**To be done:** How many of the lines here include "caption"? Answer with a single number.

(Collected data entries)
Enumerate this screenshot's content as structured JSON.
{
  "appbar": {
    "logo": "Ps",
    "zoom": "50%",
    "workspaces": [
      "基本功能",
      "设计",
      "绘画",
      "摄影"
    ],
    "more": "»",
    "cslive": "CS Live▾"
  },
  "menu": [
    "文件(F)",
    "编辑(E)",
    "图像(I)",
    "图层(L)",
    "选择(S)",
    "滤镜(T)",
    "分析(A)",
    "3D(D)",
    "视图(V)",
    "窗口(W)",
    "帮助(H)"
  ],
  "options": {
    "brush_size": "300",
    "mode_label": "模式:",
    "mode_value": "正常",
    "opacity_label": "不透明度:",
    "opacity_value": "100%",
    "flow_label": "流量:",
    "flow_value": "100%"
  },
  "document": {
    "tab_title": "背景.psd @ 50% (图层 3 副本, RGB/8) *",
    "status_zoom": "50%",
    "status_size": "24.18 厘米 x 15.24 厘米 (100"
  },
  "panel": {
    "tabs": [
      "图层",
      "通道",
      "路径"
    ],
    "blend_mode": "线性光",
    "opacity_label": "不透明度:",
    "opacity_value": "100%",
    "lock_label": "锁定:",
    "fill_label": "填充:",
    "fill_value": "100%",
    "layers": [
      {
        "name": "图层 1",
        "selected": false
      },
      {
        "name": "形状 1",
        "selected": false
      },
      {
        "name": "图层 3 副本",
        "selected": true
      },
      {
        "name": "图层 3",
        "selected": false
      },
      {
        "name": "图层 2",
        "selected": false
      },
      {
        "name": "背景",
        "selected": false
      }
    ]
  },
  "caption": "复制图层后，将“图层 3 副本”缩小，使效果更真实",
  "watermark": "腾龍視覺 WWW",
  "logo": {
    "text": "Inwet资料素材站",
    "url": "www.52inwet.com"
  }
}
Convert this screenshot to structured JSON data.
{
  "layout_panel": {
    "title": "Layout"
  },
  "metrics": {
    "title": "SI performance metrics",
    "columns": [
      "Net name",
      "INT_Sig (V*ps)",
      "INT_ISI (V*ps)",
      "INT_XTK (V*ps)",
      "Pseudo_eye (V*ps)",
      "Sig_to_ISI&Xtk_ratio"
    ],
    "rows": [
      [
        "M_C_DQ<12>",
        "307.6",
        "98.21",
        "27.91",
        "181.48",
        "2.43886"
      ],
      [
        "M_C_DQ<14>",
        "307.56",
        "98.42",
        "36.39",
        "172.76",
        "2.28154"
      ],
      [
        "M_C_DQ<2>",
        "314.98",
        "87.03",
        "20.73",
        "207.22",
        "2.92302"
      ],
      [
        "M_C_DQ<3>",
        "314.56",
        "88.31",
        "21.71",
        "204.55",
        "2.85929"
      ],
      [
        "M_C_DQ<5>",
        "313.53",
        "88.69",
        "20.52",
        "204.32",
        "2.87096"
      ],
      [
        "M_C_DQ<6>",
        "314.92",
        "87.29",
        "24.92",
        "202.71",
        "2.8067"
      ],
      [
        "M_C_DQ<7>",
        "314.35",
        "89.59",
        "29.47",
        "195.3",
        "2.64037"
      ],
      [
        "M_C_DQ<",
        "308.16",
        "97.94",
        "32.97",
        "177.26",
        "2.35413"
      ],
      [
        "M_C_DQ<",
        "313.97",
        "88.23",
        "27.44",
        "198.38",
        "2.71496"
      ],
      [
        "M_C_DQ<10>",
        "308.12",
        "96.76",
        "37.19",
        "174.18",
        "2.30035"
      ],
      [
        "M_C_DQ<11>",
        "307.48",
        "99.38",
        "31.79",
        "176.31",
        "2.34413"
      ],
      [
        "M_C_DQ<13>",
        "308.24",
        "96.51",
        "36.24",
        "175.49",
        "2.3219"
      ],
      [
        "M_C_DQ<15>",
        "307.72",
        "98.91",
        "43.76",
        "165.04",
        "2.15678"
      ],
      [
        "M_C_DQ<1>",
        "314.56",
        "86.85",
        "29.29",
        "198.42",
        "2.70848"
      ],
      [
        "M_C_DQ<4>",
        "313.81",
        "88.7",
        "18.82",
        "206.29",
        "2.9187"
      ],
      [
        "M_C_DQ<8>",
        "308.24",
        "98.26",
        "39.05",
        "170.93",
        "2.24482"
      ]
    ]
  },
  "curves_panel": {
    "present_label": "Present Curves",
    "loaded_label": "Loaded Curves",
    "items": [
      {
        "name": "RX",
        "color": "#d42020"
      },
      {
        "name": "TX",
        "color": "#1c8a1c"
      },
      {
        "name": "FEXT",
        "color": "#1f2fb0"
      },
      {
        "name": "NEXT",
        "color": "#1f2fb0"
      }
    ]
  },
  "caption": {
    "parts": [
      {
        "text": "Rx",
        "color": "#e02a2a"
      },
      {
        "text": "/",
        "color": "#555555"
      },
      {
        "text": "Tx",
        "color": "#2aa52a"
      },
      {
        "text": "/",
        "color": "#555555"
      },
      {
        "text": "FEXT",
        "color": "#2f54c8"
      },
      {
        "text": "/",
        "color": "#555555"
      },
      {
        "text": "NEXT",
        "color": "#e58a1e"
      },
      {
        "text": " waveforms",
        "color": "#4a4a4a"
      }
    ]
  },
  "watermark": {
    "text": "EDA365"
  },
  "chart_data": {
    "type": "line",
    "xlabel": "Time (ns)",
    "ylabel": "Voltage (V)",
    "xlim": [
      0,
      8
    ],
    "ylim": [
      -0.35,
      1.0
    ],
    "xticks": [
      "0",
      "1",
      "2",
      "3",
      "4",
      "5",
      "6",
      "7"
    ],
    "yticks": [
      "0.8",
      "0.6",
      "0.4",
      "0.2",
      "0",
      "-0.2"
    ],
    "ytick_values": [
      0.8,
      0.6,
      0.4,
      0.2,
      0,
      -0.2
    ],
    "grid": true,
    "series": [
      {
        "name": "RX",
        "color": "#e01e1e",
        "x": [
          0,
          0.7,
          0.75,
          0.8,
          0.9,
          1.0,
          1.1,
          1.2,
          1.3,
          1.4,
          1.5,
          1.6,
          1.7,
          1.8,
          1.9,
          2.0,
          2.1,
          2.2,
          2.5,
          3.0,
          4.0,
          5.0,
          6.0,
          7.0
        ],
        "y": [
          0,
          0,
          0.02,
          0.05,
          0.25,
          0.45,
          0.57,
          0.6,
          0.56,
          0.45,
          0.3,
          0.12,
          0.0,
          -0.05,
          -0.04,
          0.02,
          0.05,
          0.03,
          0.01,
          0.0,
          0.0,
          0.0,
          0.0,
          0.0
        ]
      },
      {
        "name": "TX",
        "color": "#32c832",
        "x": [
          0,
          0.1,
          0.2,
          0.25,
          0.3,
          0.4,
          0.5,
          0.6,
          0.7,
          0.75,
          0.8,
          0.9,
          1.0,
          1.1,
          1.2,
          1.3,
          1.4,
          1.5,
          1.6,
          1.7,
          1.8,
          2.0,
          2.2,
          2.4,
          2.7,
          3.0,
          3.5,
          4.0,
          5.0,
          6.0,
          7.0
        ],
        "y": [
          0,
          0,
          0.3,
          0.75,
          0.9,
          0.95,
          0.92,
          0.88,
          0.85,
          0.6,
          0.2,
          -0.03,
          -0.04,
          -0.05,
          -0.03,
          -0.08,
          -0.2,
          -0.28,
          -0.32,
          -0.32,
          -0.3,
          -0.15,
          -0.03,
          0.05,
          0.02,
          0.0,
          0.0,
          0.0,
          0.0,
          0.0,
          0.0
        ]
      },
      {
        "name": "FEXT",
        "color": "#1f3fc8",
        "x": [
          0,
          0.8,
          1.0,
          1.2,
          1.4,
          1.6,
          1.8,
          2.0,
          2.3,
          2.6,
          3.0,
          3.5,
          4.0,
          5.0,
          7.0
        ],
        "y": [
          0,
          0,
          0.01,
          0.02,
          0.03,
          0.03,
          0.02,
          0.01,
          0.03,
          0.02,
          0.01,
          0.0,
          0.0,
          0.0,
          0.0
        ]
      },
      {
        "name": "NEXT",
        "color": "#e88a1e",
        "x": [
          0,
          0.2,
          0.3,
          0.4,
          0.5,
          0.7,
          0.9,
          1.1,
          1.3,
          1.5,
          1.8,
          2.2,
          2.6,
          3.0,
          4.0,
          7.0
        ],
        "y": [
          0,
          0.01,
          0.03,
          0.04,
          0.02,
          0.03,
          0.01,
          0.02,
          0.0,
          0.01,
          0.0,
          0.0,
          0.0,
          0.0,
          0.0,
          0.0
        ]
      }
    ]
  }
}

**Exercise response:** 2